> _What is being asked_
Would you restate all the data that follows, word for word?

(Items listed in a dataset)
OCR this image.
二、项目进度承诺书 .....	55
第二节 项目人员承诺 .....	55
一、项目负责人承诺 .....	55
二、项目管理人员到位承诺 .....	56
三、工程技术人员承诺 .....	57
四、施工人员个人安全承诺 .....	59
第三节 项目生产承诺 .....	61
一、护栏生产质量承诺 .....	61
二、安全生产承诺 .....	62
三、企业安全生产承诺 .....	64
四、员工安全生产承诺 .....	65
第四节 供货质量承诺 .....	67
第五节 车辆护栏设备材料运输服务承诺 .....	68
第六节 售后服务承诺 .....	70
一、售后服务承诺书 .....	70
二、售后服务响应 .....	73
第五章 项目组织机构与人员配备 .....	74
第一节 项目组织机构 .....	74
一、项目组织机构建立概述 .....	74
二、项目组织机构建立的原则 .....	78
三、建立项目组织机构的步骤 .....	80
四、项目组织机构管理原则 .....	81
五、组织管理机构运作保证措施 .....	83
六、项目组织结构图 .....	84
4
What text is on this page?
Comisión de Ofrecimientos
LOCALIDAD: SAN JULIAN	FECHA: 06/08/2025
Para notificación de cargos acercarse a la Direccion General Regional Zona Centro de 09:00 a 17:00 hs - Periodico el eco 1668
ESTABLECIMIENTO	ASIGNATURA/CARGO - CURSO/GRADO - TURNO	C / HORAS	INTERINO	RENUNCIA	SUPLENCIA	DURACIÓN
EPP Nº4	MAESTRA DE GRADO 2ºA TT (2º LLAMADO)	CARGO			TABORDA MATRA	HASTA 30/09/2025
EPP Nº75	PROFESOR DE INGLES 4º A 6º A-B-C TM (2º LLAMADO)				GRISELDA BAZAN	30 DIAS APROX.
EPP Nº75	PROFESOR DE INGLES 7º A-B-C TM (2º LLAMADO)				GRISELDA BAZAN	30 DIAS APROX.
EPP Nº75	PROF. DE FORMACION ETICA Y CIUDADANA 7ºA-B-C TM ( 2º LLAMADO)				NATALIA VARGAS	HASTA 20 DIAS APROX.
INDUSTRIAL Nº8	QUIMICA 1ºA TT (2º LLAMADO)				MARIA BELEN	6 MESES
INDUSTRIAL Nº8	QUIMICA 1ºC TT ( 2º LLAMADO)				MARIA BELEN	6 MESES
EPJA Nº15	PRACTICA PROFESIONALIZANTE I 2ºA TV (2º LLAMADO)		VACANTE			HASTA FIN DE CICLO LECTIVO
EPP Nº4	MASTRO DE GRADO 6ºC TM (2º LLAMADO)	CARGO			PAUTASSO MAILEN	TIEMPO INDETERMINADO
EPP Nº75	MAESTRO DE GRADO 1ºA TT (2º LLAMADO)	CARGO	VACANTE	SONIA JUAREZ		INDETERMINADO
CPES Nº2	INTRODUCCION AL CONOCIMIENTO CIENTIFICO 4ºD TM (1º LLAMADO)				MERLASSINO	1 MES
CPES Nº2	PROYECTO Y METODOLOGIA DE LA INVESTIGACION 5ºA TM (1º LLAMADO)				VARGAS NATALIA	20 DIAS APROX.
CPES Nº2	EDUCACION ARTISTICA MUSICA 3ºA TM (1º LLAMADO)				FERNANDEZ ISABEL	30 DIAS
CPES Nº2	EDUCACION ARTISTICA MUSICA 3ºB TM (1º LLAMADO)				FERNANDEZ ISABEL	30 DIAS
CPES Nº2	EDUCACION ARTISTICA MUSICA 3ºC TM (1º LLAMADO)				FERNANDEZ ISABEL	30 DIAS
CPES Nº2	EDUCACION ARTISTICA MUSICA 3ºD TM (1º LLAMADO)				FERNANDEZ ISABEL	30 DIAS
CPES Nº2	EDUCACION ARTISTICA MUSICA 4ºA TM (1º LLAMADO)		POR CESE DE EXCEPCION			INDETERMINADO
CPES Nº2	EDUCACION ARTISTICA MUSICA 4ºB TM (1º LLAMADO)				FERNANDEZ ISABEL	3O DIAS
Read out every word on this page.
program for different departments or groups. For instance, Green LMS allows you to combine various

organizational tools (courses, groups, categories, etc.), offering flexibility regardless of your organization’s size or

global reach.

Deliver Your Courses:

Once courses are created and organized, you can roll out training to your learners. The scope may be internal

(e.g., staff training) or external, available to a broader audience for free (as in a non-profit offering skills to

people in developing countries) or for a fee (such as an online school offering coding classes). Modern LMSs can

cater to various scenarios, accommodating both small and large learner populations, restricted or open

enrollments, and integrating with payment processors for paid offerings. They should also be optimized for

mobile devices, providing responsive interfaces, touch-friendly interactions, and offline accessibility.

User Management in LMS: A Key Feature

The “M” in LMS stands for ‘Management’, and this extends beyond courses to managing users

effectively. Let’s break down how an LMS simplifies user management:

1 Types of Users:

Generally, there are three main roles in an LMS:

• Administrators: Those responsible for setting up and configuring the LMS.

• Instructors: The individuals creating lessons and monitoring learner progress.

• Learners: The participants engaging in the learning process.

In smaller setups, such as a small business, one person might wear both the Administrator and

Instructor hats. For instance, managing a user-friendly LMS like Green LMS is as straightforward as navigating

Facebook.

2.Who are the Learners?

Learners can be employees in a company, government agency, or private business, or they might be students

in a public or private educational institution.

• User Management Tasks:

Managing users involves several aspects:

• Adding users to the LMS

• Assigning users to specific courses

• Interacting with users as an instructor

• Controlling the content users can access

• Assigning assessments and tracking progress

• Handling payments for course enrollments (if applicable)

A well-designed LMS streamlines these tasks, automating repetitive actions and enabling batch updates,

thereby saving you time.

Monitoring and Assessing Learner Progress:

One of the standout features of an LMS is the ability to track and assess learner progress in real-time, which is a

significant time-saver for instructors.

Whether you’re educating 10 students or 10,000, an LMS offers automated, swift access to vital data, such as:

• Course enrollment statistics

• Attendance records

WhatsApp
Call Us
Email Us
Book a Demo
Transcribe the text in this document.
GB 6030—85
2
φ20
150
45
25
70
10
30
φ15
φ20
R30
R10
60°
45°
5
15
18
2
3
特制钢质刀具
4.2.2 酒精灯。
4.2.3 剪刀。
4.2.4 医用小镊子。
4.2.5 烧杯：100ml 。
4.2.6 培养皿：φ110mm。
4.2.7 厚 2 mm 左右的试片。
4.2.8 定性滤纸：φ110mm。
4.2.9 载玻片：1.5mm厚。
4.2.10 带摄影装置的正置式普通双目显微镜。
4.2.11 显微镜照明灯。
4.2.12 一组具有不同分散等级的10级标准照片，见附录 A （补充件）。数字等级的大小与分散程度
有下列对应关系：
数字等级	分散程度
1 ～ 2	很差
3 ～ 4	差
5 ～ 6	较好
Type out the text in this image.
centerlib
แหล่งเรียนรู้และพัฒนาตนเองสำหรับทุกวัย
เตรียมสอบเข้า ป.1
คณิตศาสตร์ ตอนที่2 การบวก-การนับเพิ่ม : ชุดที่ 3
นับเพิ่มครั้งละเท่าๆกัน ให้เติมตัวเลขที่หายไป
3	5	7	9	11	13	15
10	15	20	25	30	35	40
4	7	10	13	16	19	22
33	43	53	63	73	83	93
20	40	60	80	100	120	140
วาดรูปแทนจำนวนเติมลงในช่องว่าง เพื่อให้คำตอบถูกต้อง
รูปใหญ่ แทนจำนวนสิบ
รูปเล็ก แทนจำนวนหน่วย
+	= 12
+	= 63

> _Result for this task_
OCR this image.
二、项目进度承诺书 .....	55
第二节 项目人员承诺 .....	55
一、项目负责人承诺 .....	55
二、项目管理人员到位承诺 .....	56
三、工程技术人员承诺 .....	57
四、施工人员个人安全承诺 .....	59
第三节 项目生产承诺 .....	61
一、护栏生产质量承诺 .....	61
二、安全生产承诺 .....	62
三、企业安全生产承诺 .....	64
四、员工安全生产承诺 .....	65
第四节 供货质量承诺 .....	67
第五节 车辆护栏设备材料运输服务承诺 .....	68
第六节 售后服务承诺 .....	70
一、售后服务承诺书 .....	70
二、售后服务响应 .....	73
第五章 项目组织机构与人员配备 .....	74
第一节 项目组织机构 .....	74
一、项目组织机构建立概述 .....	74
二、项目组织机构建立的原则 .....	78
三、建立项目组织机构的步骤 .....	80
四、项目组织机构管理原则 .....	81
五、组织管理机构运作保证措施 .....	83
六、项目组织结构图 .....	84
4
What text is on this page?
Comisión de Ofrecimientos
LOCALIDAD: SAN JULIAN	FECHA: 06/08/2025
Para notificación de cargos acercarse a la Direccion General Regional Zona Centro de 09:00 a 17:00 hs - Periodico el eco 1668
ESTABLECIMIENTO	ASIGNATURA/CARGO - CURSO/GRADO - TURNO	C / HORAS	INTERINO	RENUNCIA	SUPLENCIA	DURACIÓN
EPP Nº4	MAESTRA DE GRADO 2ºA TT (2º LLAMADO)	CARGO			TABORDA MATRA	HASTA 30/09/2025
EPP Nº75	PROFESOR DE INGLES 4º A 6º A-B-C TM (2º LLAMADO)				GRISELDA BAZAN	30 DIAS APROX.
EPP Nº75	PROFESOR DE INGLES 7º A-B-C TM (2º LLAMADO)				GRISELDA BAZAN	30 DIAS APROX.
EPP Nº75	PROF. DE FORMACION ETICA Y CIUDADANA 7ºA-B-C TM ( 2º LLAMADO)				NATALIA VARGAS	HASTA 20 DIAS APROX.
INDUSTRIAL Nº8	QUIMICA 1ºA TT (2º LLAMADO)				MARIA BELEN	6 MESES
INDUSTRIAL Nº8	QUIMICA 1ºC TT ( 2º LLAMADO)				MARIA BELEN	6 MESES
EPJA Nº15	PRACTICA PROFESIONALIZANTE I 2ºA TV (2º LLAMADO)		VACANTE			HASTA FIN DE CICLO LECTIVO
EPP Nº4	MASTRO DE GRADO 6ºC TM (2º LLAMADO)	CARGO			PAUTASSO MAILEN	TIEMPO INDETERMINADO
EPP Nº75	MAESTRO DE GRADO 1ºA TT (2º LLAMADO)	CARGO	VACANTE	SONIA JUAREZ		INDETERMINADO
CPES Nº2	INTRODUCCION AL CONOCIMIENTO CIENTIFICO 4ºD TM (1º LLAMADO)				MERLASSINO	1 MES
CPES Nº2	PROYECTO Y METODOLOGIA DE LA INVESTIGACION 5ºA TM (1º LLAMADO)				VARGAS NATALIA	20 DIAS APROX.
CPES Nº2	EDUCACION ARTISTICA MUSICA 3ºA TM (1º LLAMADO)				FERNANDEZ ISABEL	30 DIAS
CPES Nº2	EDUCACION ARTISTICA MUSICA 3ºB TM (1º LLAMADO)				FERNANDEZ ISABEL	30 DIAS
CPES Nº2	EDUCACION ARTISTICA MUSICA 3ºC TM (1º LLAMADO)				FERNANDEZ ISABEL	30 DIAS
CPES Nº2	EDUCACION ARTISTICA MUSICA 3ºD TM (1º LLAMADO)				FERNANDEZ ISABEL	30 DIAS
CPES Nº2	EDUCACION ARTISTICA MUSICA 4ºA TM (1º LLAMADO)		POR CESE DE EXCEPCION			INDETERMINADO
CPES Nº2	EDUCACION ARTISTICA MUSICA 4ºB TM (1º LLAMADO)				FERNANDEZ ISABEL	3O DIAS
Read out every word on this page.
program for different departments or groups. For instance, Green LMS allows you to combine various

organizational tools (courses, groups, categories, etc.), offering flexibility regardless of your organization’s size or

global reach.

Deliver Your Courses:

Once courses are created and organized, you can roll out training to your learners. The scope may be internal

(e.g., staff training) or external, available to a broader audience for free (as in a non-profit offering skills to

people in developing countries) or for a fee (such as an online school offering coding classes). Modern LMSs can

cater to various scenarios, accommodating both small and large learner populations, restricted or open

enrollments, and integrating with payment processors for paid offerings. They should also be optimized for

mobile devices, providing responsive interfaces, touch-friendly interactions, and offline accessibility.

User Management in LMS: A Key Feature

The “M” in LMS stands for ‘Management’, and this extends beyond courses to managing users

effectively. Let’s break down how an LMS simplifies user management:

1 Types of Users:

Generally, there are three main roles in an LMS:

• Administrators: Those responsible for setting up and configuring the LMS.

• Instructors: The individuals creating lessons and monitoring learner progress.

• Learners: The participants engaging in the learning process.

In smaller setups, such as a small business, one person might wear both the Administrator and

Instructor hats. For instance, managing a user-friendly LMS like Green LMS is as straightforward as navigating

Facebook.

2.Who are the Learners?

Learners can be employees in a company, government agency, or private business, or they might be students

in a public or private educational institution.

• User Management Tasks:

Managing users involves several aspects:

• Adding users to the LMS

• Assigning users to specific courses

• Interacting with users as an instructor

• Controlling the content users can access

• Assigning assessments and tracking progress

• Handling payments for course enrollments (if applicable)

A well-designed LMS streamlines these tasks, automating repetitive actions and enabling batch updates,

thereby saving you time.

Monitoring and Assessing Learner Progress:

One of the standout features of an LMS is the ability to track and assess learner progress in real-time, which is a

significant time-saver for instructors.

Whether you’re educating 10 students or 10,000, an LMS offers automated, swift access to vital data, such as:

• Course enrollment statistics

• Attendance records

WhatsApp
Call Us
Email Us
Book a Demo
Transcribe the text in this document.
GB 6030—85
2
φ20
150
45
25
70
10
30
φ15
φ20
R30
R10
60°
45°
5
15
18
2
3
特制钢质刀具
4.2.2 酒精灯。
4.2.3 剪刀。
4.2.4 医用小镊子。
4.2.5 烧杯：100ml 。
4.2.6 培养皿：φ110mm。
4.2.7 厚 2 mm 左右的试片。
4.2.8 定性滤纸：φ110mm。
4.2.9 载玻片：1.5mm厚。
4.2.10 带摄影装置的正置式普通双目显微镜。
4.2.11 显微镜照明灯。
4.2.12 一组具有不同分散等级的10级标准照片，见附录 A （补充件）。数字等级的大小与分散程度
有下列对应关系：
数字等级	分散程度
1 ～ 2	很差
3 ～ 4	差
5 ～ 6	较好
Type out the text in this image.
centerlib
แหล่งเรียนรู้และพัฒนาตนเองสำหรับทุกวัย
เตรียมสอบเข้า ป.1
คณิตศาสตร์ ตอนที่2 การบวก-การนับเพิ่ม : ชุดที่ 3
นับเพิ่มครั้งละเท่าๆกัน ให้เติมตัวเลขที่หายไป
3	5	7	9	11	13	15
10	15	20	25	30	35	40
4	7	10	13	16	19	22
33	43	53	63	73	83	93
20	40	60	80	100	120	140
วาดรูปแทนจำนวนเติมลงในช่องว่าง เพื่อให้คำตอบถูกต้อง
รูปใหญ่ แทนจำนวนสิบ
รูปเล็ก แทนจำนวนหน่วย
+	= 12
+	= 63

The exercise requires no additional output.